### Records to process
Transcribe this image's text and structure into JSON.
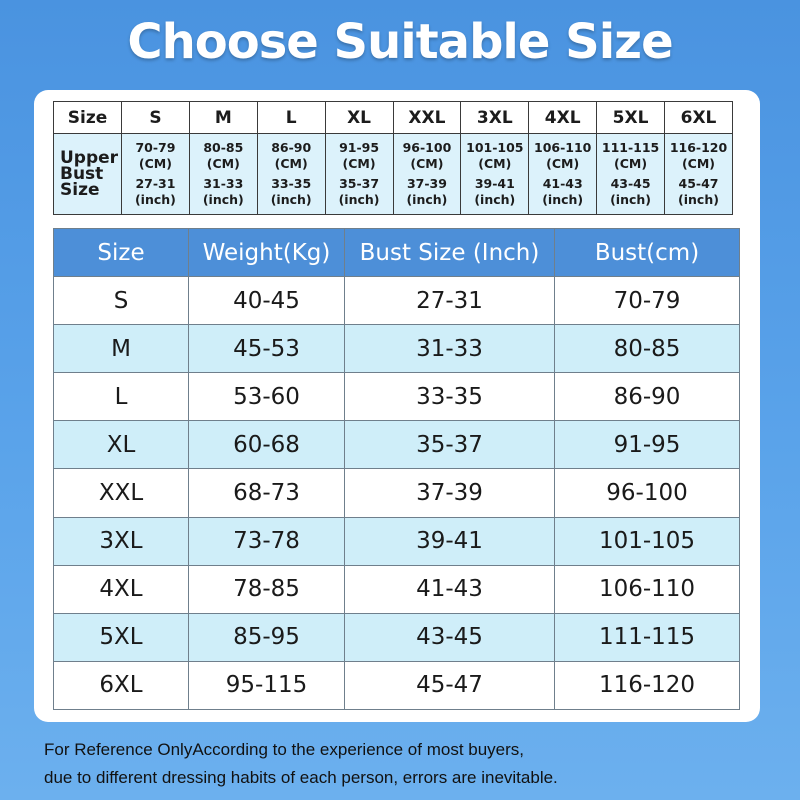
{
  "title": "Choose Suitable Size",
  "top_table": {
    "size_label": "Size",
    "row_label": "Upper Bust Size",
    "columns": [
      {
        "size": "S",
        "cm": "70-79",
        "cm_unit": "(CM)",
        "inch": "27-31",
        "inch_unit": "(inch)"
      },
      {
        "size": "M",
        "cm": "80-85",
        "cm_unit": "(CM)",
        "inch": "31-33",
        "inch_unit": "(inch)"
      },
      {
        "size": "L",
        "cm": "86-90",
        "cm_unit": "(CM)",
        "inch": "33-35",
        "inch_unit": "(inch)"
      },
      {
        "size": "XL",
        "cm": "91-95",
        "cm_unit": "(CM)",
        "inch": "35-37",
        "inch_unit": "(inch)"
      },
      {
        "size": "XXL",
        "cm": "96-100",
        "cm_unit": "(CM)",
        "inch": "37-39",
        "inch_unit": "(inch)"
      },
      {
        "size": "3XL",
        "cm": "101-105",
        "cm_unit": "(CM)",
        "inch": "39-41",
        "inch_unit": "(inch)"
      },
      {
        "size": "4XL",
        "cm": "106-110",
        "cm_unit": "(CM)",
        "inch": "41-43",
        "inch_unit": "(inch)"
      },
      {
        "size": "5XL",
        "cm": "111-115",
        "cm_unit": "(CM)",
        "inch": "43-45",
        "inch_unit": "(inch)"
      },
      {
        "size": "6XL",
        "cm": "116-120",
        "cm_unit": "(CM)",
        "inch": "45-47",
        "inch_unit": "(inch)"
      }
    ]
  },
  "main_table": {
    "headers": [
      "Size",
      "Weight(Kg)",
      "Bust Size (Inch)",
      "Bust(cm)"
    ],
    "rows": [
      [
        "S",
        "40-45",
        "27-31",
        "70-79"
      ],
      [
        "M",
        "45-53",
        "31-33",
        "80-85"
      ],
      [
        "L",
        "53-60",
        "33-35",
        "86-90"
      ],
      [
        "XL",
        "60-68",
        "35-37",
        "91-95"
      ],
      [
        "XXL",
        "68-73",
        "37-39",
        "96-100"
      ],
      [
        "3XL",
        "73-78",
        "39-41",
        "101-105"
      ],
      [
        "4XL",
        "78-85",
        "41-43",
        "106-110"
      ],
      [
        "5XL",
        "85-95",
        "43-45",
        "111-115"
      ],
      [
        "6XL",
        "95-115",
        "45-47",
        "116-120"
      ]
    ]
  },
  "footer": {
    "line1": "For Reference OnlyAccording to the experience of most buyers,",
    "line2": "due to different dressing habits of each person, errors are inevitable."
  },
  "colors": {
    "background": "#4a93e0",
    "header_blue": "#4d8fd8",
    "row_tint": "#cfeef9"
  }
}
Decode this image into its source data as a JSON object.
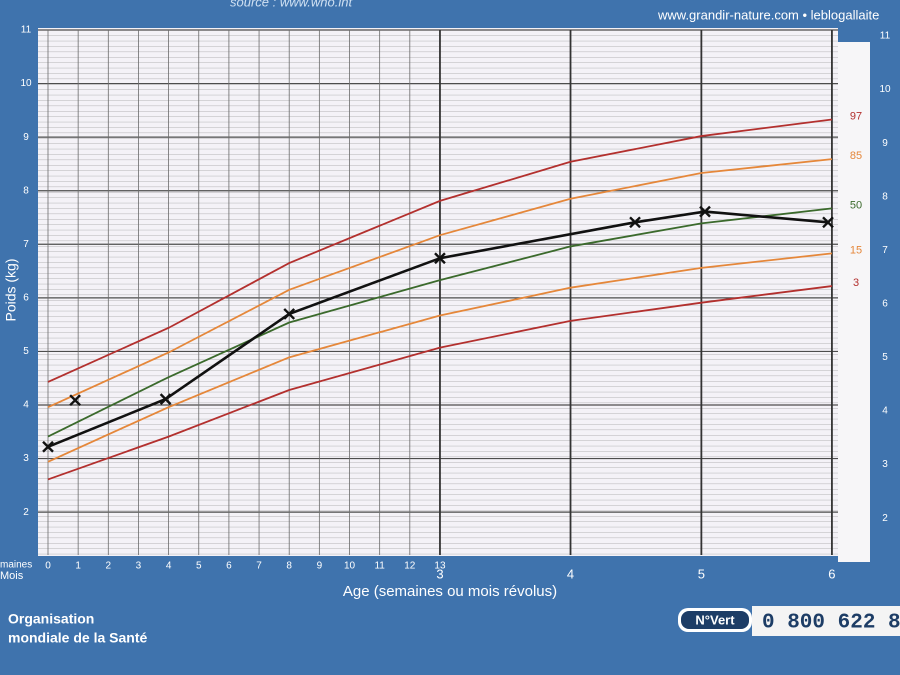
######
Instruction.
Make an exact copy of the records above, with the pictures left out.

Written answer.
Transcribe this image's text and structure into JSON.
{
  "title": "Choose Suitable Size",
  "top_table": {
    "size_label": "Size",
    "row_label": "Upper Bust Size",
    "columns": [
      {
        "size": "S",
        "cm": "70-79",
        "cm_unit": "(CM)",
        "inch": "27-31",
        "inch_unit": "(inch)"
      },
      {
        "size": "M",
        "cm": "80-85",
        "cm_unit": "(CM)",
        "inch": "31-33",
        "inch_unit": "(inch)"
      },
      {
        "size": "L",
        "cm": "86-90",
        "cm_unit": "(CM)",
        "inch": "33-35",
        "inch_unit": "(inch)"
      },
      {
        "size": "XL",
        "cm": "91-95",
        "cm_unit": "(CM)",
        "inch": "35-37",
        "inch_unit": "(inch)"
      },
      {
        "size": "XXL",
        "cm": "96-100",
        "cm_unit": "(CM)",
        "inch": "37-39",
        "inch_unit": "(inch)"
      },
      {
        "size": "3XL",
        "cm": "101-105",
        "cm_unit": "(CM)",
        "inch": "39-41",
        "inch_unit": "(inch)"
      },
      {
        "size": "4XL",
        "cm": "106-110",
        "cm_unit": "(CM)",
        "inch": "41-43",
        "inch_unit": "(inch)"
      },
      {
        "size": "5XL",
        "cm": "111-115",
        "cm_unit": "(CM)",
        "inch": "43-45",
        "inch_unit": "(inch)"
      },
      {
        "size": "6XL",
        "cm": "116-120",
        "cm_unit": "(CM)",
        "inch": "45-47",
        "inch_unit": "(inch)"
      }
    ]
  },
  "main_table": {
    "headers": [
      "Size",
      "Weight(Kg)",
      "Bust Size (Inch)",
      "Bust(cm)"
    ],
    "rows": [
      [
        "S",
        "40-45",
        "27-31",
        "70-79"
      ],
      [
        "M",
        "45-53",
        "31-33",
        "80-85"
      ],
      [
        "L",
        "53-60",
        "33-35",
        "86-90"
      ],
      [
        "XL",
        "60-68",
        "35-37",
        "91-95"
      ],
      [
        "XXL",
        "68-73",
        "37-39",
        "96-100"
      ],
      [
        "3XL",
        "73-78",
        "39-41",
        "101-105"
      ],
      [
        "4XL",
        "78-85",
        "41-43",
        "106-110"
      ],
      [
        "5XL",
        "85-95",
        "43-45",
        "111-115"
      ],
      [
        "6XL",
        "95-115",
        "45-47",
        "116-120"
      ]
    ]
  },
  "footer": {
    "line1": "For Reference OnlyAccording to the experience of most buyers,",
    "line2": "due to different dressing habits of each person, errors are inevitable."
  },
  "colors": {
    "background": "#4a93e0",
    "header_blue": "#4d8fd8",
    "row_tint": "#cfeef9"
  }
}
Decode this image into its source data as a JSON object.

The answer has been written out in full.